# Exercise description:
Lines containing the word "xlabel" should be extracted in full.
────
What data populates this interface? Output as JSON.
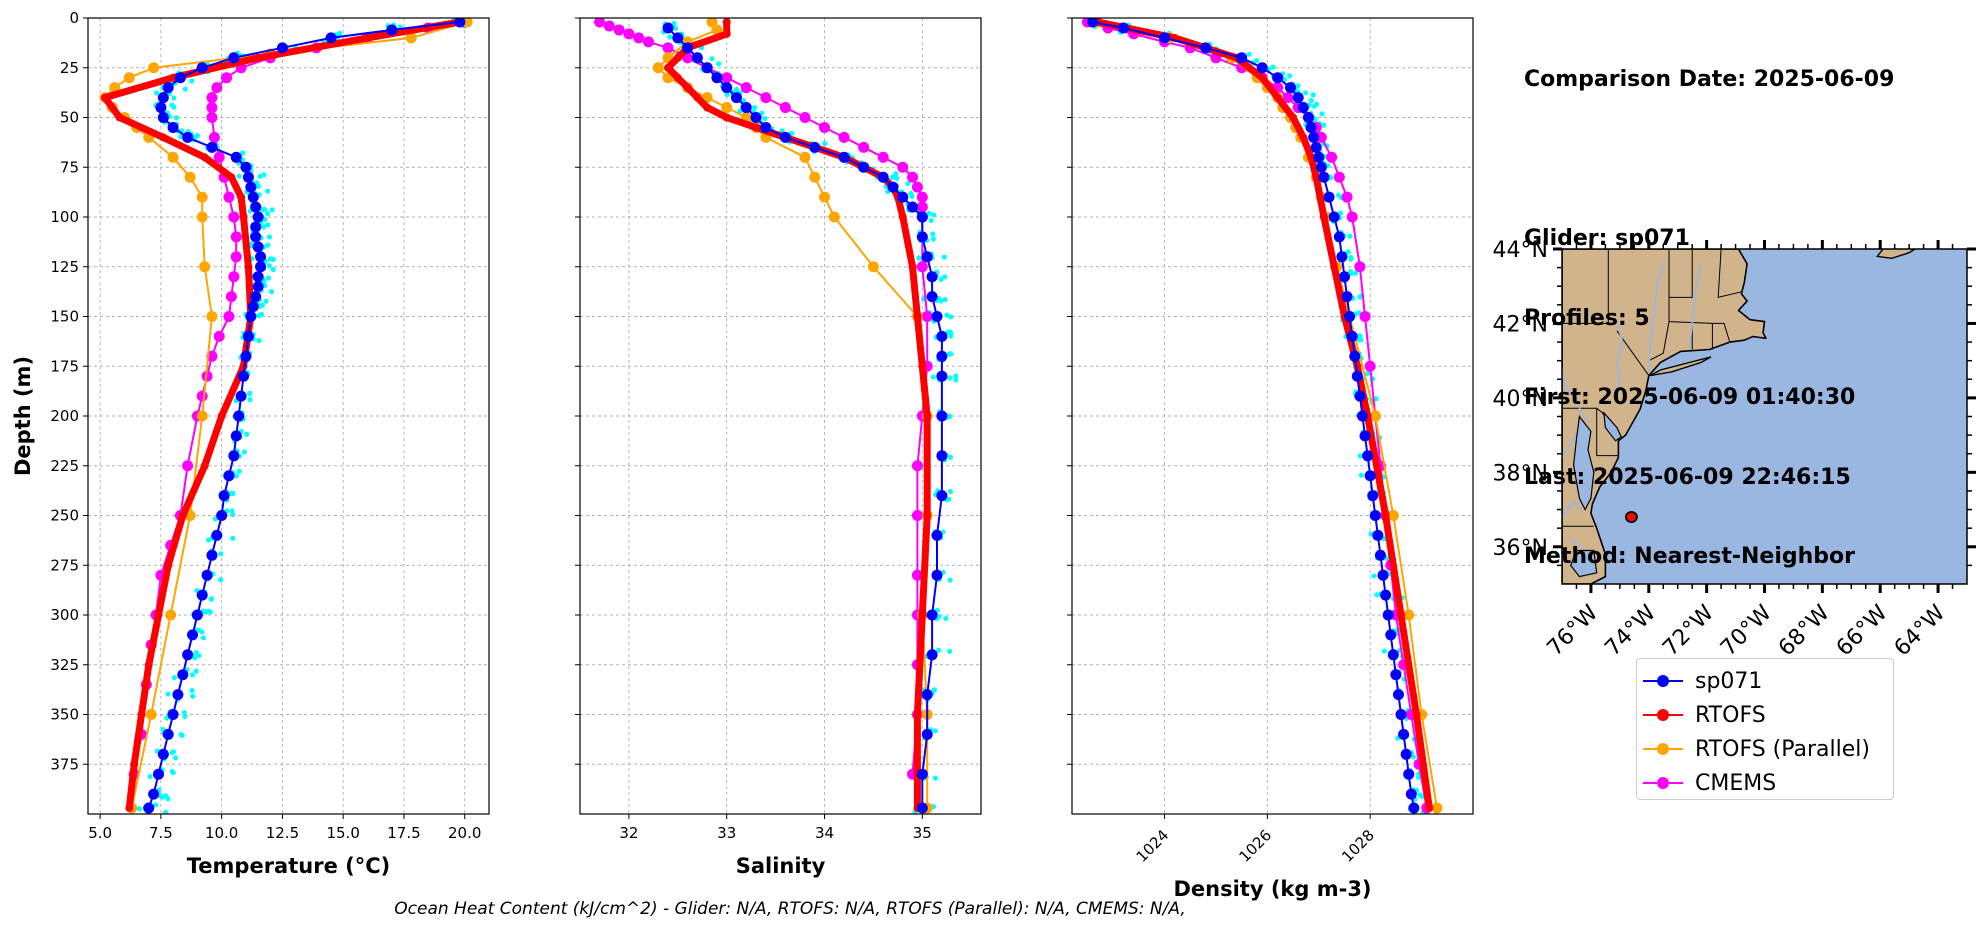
{
  "info": {
    "comparison": "Comparison Date: 2025-06-09",
    "glider": "Glider: sp071",
    "profiles": "Profiles: 5",
    "first": "First: 2025-06-09 01:40:30",
    "last": "Last: 2025-06-09 22:46:15",
    "method": "Method: Nearest-Neighbor"
  },
  "ohc_text": "Ocean Heat Content (kJ/cm^2) - Glider: N/A,  RTOFS: N/A,  RTOFS (Parallel): N/A,  CMEMS: N/A,",
  "colors": {
    "sp071": "#0000ff",
    "rtofs": "#ff0000",
    "parallel": "#ffa500",
    "cmems": "#ff00ff",
    "raw": "#00ffff",
    "land": "#d2b48c",
    "ocean": "#9ab7e2"
  },
  "legend": [
    {
      "label": "sp071",
      "color": "#0000ff"
    },
    {
      "label": "RTOFS",
      "color": "#ff0000"
    },
    {
      "label": "RTOFS (Parallel)",
      "color": "#ffa500"
    },
    {
      "label": "CMEMS",
      "color": "#ff00ff"
    }
  ],
  "map": {
    "lon_range": [
      -77.0,
      -63.0
    ],
    "lat_range": [
      35.0,
      44.0
    ],
    "lon_ticks": [
      "76°W",
      "74°W",
      "72°W",
      "70°W",
      "68°W",
      "66°W",
      "64°W"
    ],
    "lat_ticks": [
      "36°N",
      "38°N",
      "40°N",
      "42°N",
      "44°N"
    ],
    "glider_position": {
      "lon": -74.6,
      "lat": 36.8
    }
  },
  "chart_data": [
    {
      "type": "line",
      "name": "temperature",
      "xlabel": "Temperature (°C)",
      "ylabel": "Depth (m)",
      "xlim": [
        4.5,
        21.0
      ],
      "ylim": [
        400,
        0
      ],
      "grid": true,
      "x_ticks": [
        5.0,
        7.5,
        10.0,
        12.5,
        15.0,
        17.5,
        20.0
      ],
      "x_tick_labels": [
        "5.0",
        "7.5",
        "10.0",
        "12.5",
        "15.0",
        "17.5",
        "20.0"
      ],
      "y_ticks": [
        0,
        25,
        50,
        75,
        100,
        125,
        150,
        175,
        200,
        225,
        250,
        275,
        300,
        325,
        350,
        375
      ],
      "series": [
        {
          "name": "sp071",
          "color": "#0000ff",
          "depth": [
            2,
            6,
            10,
            15,
            20,
            25,
            30,
            35,
            40,
            45,
            50,
            55,
            60,
            65,
            70,
            75,
            80,
            85,
            90,
            95,
            100,
            105,
            110,
            115,
            120,
            125,
            130,
            135,
            140,
            145,
            150,
            160,
            170,
            180,
            190,
            200,
            210,
            220,
            230,
            240,
            250,
            260,
            270,
            280,
            290,
            300,
            310,
            320,
            330,
            340,
            350,
            360,
            370,
            380,
            390,
            397
          ],
          "values": [
            19.8,
            17.0,
            14.5,
            12.5,
            10.5,
            9.2,
            8.3,
            7.8,
            7.6,
            7.5,
            7.6,
            8.0,
            8.6,
            9.6,
            10.6,
            11.0,
            11.1,
            11.2,
            11.3,
            11.4,
            11.5,
            11.4,
            11.4,
            11.5,
            11.6,
            11.6,
            11.5,
            11.5,
            11.4,
            11.3,
            11.2,
            11.1,
            11.0,
            10.9,
            10.8,
            10.7,
            10.6,
            10.5,
            10.3,
            10.1,
            10.0,
            9.8,
            9.6,
            9.4,
            9.2,
            9.0,
            8.8,
            8.6,
            8.4,
            8.2,
            8.0,
            7.8,
            7.6,
            7.4,
            7.2,
            7.0
          ]
        },
        {
          "name": "RTOFS",
          "color": "#ff0000",
          "depth": [
            2,
            10,
            20,
            30,
            40,
            50,
            60,
            70,
            80,
            90,
            100,
            125,
            150,
            175,
            200,
            225,
            250,
            275,
            300,
            325,
            350,
            375,
            397
          ],
          "values": [
            19.8,
            16.0,
            11.5,
            8.0,
            5.2,
            5.8,
            7.6,
            9.3,
            10.4,
            10.8,
            10.9,
            11.1,
            11.2,
            10.9,
            10.0,
            9.3,
            8.4,
            7.8,
            7.4,
            7.0,
            6.7,
            6.4,
            6.2
          ]
        },
        {
          "name": "RTOFS (Parallel)",
          "color": "#ffa500",
          "depth": [
            2,
            10,
            18,
            25,
            30,
            35,
            40,
            45,
            50,
            55,
            60,
            70,
            80,
            90,
            100,
            125,
            150,
            200,
            250,
            300,
            350,
            397
          ],
          "values": [
            20.1,
            17.8,
            12.0,
            7.2,
            6.2,
            5.6,
            5.2,
            5.5,
            6.0,
            6.5,
            7.0,
            8.0,
            8.7,
            9.2,
            9.2,
            9.3,
            9.6,
            9.2,
            8.7,
            7.9,
            7.1,
            6.3
          ]
        },
        {
          "name": "CMEMS",
          "color": "#ff00ff",
          "depth": [
            2,
            5,
            10,
            15,
            20,
            25,
            30,
            35,
            40,
            45,
            50,
            60,
            70,
            80,
            90,
            100,
            110,
            120,
            130,
            140,
            150,
            160,
            170,
            180,
            190,
            200,
            225,
            250,
            265,
            280,
            300,
            315,
            335,
            360,
            380
          ],
          "values": [
            20.0,
            18.5,
            16.0,
            13.9,
            12.0,
            10.8,
            10.2,
            9.8,
            9.6,
            9.6,
            9.6,
            9.7,
            9.9,
            10.1,
            10.3,
            10.5,
            10.6,
            10.6,
            10.5,
            10.4,
            10.3,
            9.9,
            9.6,
            9.4,
            9.2,
            9.0,
            8.6,
            8.3,
            7.9,
            7.5,
            7.3,
            7.1,
            6.9,
            6.7,
            6.4
          ]
        }
      ]
    },
    {
      "type": "line",
      "name": "salinity",
      "xlabel": "Salinity",
      "ylabel": "",
      "xlim": [
        31.5,
        35.6
      ],
      "ylim": [
        400,
        0
      ],
      "grid": true,
      "x_ticks": [
        32,
        33,
        34,
        35
      ],
      "x_tick_labels": [
        "32",
        "33",
        "34",
        "35"
      ],
      "series": [
        {
          "name": "sp071",
          "color": "#0000ff",
          "depth": [
            5,
            10,
            15,
            20,
            25,
            30,
            35,
            40,
            45,
            50,
            55,
            60,
            65,
            70,
            75,
            80,
            85,
            90,
            95,
            100,
            110,
            120,
            130,
            140,
            150,
            160,
            170,
            180,
            200,
            220,
            240,
            260,
            280,
            300,
            320,
            340,
            360,
            380,
            397
          ],
          "values": [
            32.4,
            32.5,
            32.6,
            32.7,
            32.8,
            32.9,
            33.0,
            33.1,
            33.2,
            33.3,
            33.4,
            33.6,
            33.9,
            34.2,
            34.4,
            34.6,
            34.7,
            34.8,
            34.9,
            35.0,
            35.0,
            35.05,
            35.1,
            35.1,
            35.15,
            35.2,
            35.2,
            35.2,
            35.2,
            35.2,
            35.2,
            35.15,
            35.15,
            35.1,
            35.1,
            35.05,
            35.05,
            35.0,
            35.0
          ]
        },
        {
          "name": "RTOFS",
          "color": "#ff0000",
          "depth": [
            2,
            8,
            15,
            20,
            25,
            30,
            35,
            40,
            45,
            50,
            55,
            60,
            65,
            70,
            75,
            80,
            85,
            90,
            100,
            125,
            150,
            175,
            200,
            250,
            300,
            350,
            397
          ],
          "values": [
            33.0,
            33.0,
            32.6,
            32.5,
            32.4,
            32.5,
            32.6,
            32.7,
            32.8,
            33.0,
            33.3,
            33.6,
            33.9,
            34.2,
            34.4,
            34.6,
            34.7,
            34.75,
            34.8,
            34.9,
            34.95,
            35.0,
            35.05,
            35.05,
            35.0,
            34.95,
            34.95
          ]
        },
        {
          "name": "RTOFS (Parallel)",
          "color": "#ffa500",
          "depth": [
            2,
            6,
            12,
            20,
            25,
            30,
            35,
            40,
            45,
            50,
            55,
            60,
            70,
            80,
            90,
            100,
            125,
            150,
            200,
            250,
            300,
            350,
            397
          ],
          "values": [
            32.85,
            32.9,
            32.6,
            32.4,
            32.3,
            32.4,
            32.6,
            32.8,
            33.0,
            33.2,
            33.3,
            33.4,
            33.8,
            33.9,
            34.0,
            34.1,
            34.5,
            34.95,
            35.05,
            35.05,
            35.0,
            35.05,
            35.05
          ]
        },
        {
          "name": "CMEMS",
          "color": "#ff00ff",
          "depth": [
            2,
            4,
            6,
            8,
            10,
            12,
            15,
            20,
            25,
            30,
            35,
            40,
            45,
            50,
            55,
            60,
            65,
            70,
            75,
            80,
            85,
            90,
            95,
            100,
            125,
            150,
            175,
            200,
            225,
            250,
            280,
            300,
            325,
            350,
            380
          ],
          "values": [
            31.7,
            31.8,
            31.9,
            32.0,
            32.1,
            32.2,
            32.4,
            32.6,
            32.8,
            33.0,
            33.2,
            33.4,
            33.6,
            33.8,
            34.0,
            34.2,
            34.4,
            34.6,
            34.8,
            34.9,
            34.95,
            35.0,
            35.0,
            35.0,
            35.0,
            35.05,
            35.05,
            35.0,
            34.95,
            34.95,
            34.95,
            34.95,
            34.95,
            34.95,
            34.9
          ]
        }
      ]
    },
    {
      "type": "line",
      "name": "density",
      "xlabel": "Density (kg m-3)",
      "ylabel": "",
      "xlim": [
        1022.2,
        1030.0
      ],
      "ylim": [
        400,
        0
      ],
      "grid": true,
      "x_ticks": [
        1024,
        1026,
        1028
      ],
      "x_tick_labels": [
        "1024",
        "1026",
        "1028"
      ],
      "series": [
        {
          "name": "sp071",
          "color": "#0000ff",
          "depth": [
            2,
            5,
            10,
            15,
            20,
            25,
            30,
            35,
            40,
            45,
            50,
            55,
            60,
            65,
            70,
            75,
            80,
            90,
            100,
            110,
            120,
            130,
            140,
            150,
            160,
            170,
            180,
            190,
            200,
            210,
            220,
            230,
            240,
            250,
            260,
            270,
            280,
            290,
            300,
            310,
            320,
            330,
            340,
            350,
            360,
            370,
            380,
            390,
            397
          ],
          "values": [
            1022.6,
            1023.2,
            1024.0,
            1024.8,
            1025.5,
            1025.9,
            1026.2,
            1026.45,
            1026.6,
            1026.7,
            1026.8,
            1026.85,
            1026.9,
            1026.95,
            1027.0,
            1027.05,
            1027.1,
            1027.2,
            1027.3,
            1027.4,
            1027.45,
            1027.5,
            1027.55,
            1027.6,
            1027.65,
            1027.7,
            1027.75,
            1027.8,
            1027.85,
            1027.9,
            1027.95,
            1028.0,
            1028.05,
            1028.1,
            1028.15,
            1028.2,
            1028.25,
            1028.3,
            1028.35,
            1028.4,
            1028.45,
            1028.5,
            1028.55,
            1028.6,
            1028.65,
            1028.7,
            1028.75,
            1028.8,
            1028.85
          ]
        },
        {
          "name": "RTOFS",
          "color": "#ff0000",
          "depth": [
            2,
            10,
            20,
            30,
            40,
            50,
            60,
            70,
            80,
            100,
            125,
            150,
            175,
            200,
            250,
            300,
            350,
            397
          ],
          "values": [
            1022.7,
            1024.2,
            1025.4,
            1025.9,
            1026.2,
            1026.5,
            1026.7,
            1026.85,
            1026.95,
            1027.1,
            1027.3,
            1027.5,
            1027.75,
            1027.95,
            1028.3,
            1028.6,
            1028.9,
            1029.15
          ]
        },
        {
          "name": "RTOFS (Parallel)",
          "color": "#ffa500",
          "depth": [
            2,
            10,
            20,
            30,
            35,
            40,
            45,
            50,
            55,
            60,
            70,
            80,
            90,
            100,
            125,
            150,
            200,
            250,
            300,
            350,
            397
          ],
          "values": [
            1022.7,
            1024.1,
            1025.3,
            1025.8,
            1026.0,
            1026.2,
            1026.3,
            1026.45,
            1026.55,
            1026.65,
            1026.8,
            1026.95,
            1027.05,
            1027.15,
            1027.35,
            1027.6,
            1028.1,
            1028.45,
            1028.75,
            1029.0,
            1029.3
          ]
        },
        {
          "name": "CMEMS",
          "color": "#ff00ff",
          "depth": [
            2,
            5,
            8,
            12,
            15,
            20,
            25,
            30,
            35,
            40,
            45,
            50,
            55,
            60,
            70,
            80,
            90,
            100,
            125,
            150,
            175,
            200,
            225,
            250,
            275,
            300,
            325,
            350,
            375,
            397
          ],
          "values": [
            1022.5,
            1022.9,
            1023.4,
            1024.0,
            1024.5,
            1025.0,
            1025.5,
            1025.9,
            1026.2,
            1026.4,
            1026.6,
            1026.8,
            1026.95,
            1027.05,
            1027.25,
            1027.4,
            1027.55,
            1027.65,
            1027.8,
            1027.9,
            1028.0,
            1028.1,
            1028.2,
            1028.3,
            1028.4,
            1028.5,
            1028.65,
            1028.8,
            1028.95,
            1029.1
          ]
        }
      ]
    }
  ]
}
────
# Full solution:
      "xlabel": "Temperature (°C)",
      "xlabel": "Salinity",
      "xlabel": "Density (kg m-3)",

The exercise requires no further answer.